- [TASK DIRECTIONS]
Report the number of lines in these entries that contain "систем". Write only the number.

- - -

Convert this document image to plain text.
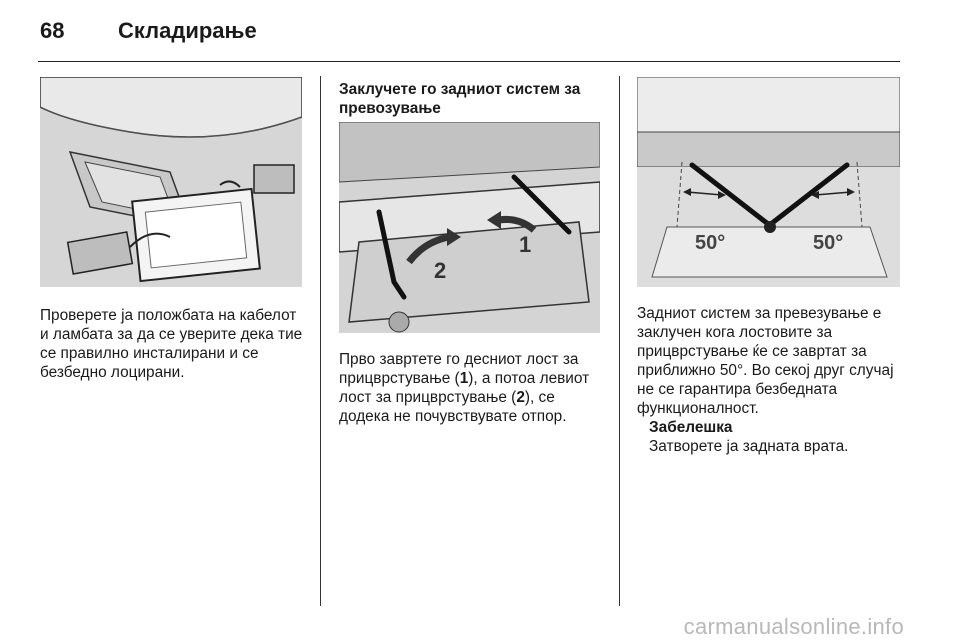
68 Складирање

Проверете ја положбата на кабелот и ламбата за да се уверите дека тие се правилно инсталирани и се безбедно лоцирани.

Заклучете го задниот систем за превозување
2
1

Прво завртете го десниот лост за прицврстување (1), а потоа левиот лост за прицврстување (2), се додека не почувствувате отпор.

50°	50°

Задниот систем за превезување е заклучен кога лостовите за прицврстување ќе се завртат за приближно 50°. Во секој друг случај не се гарантира безбедната функционалност.

Забелешка
Затворете ја задната врата.
carmanualsonline.info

- - -

- [THE OUTPUT]
2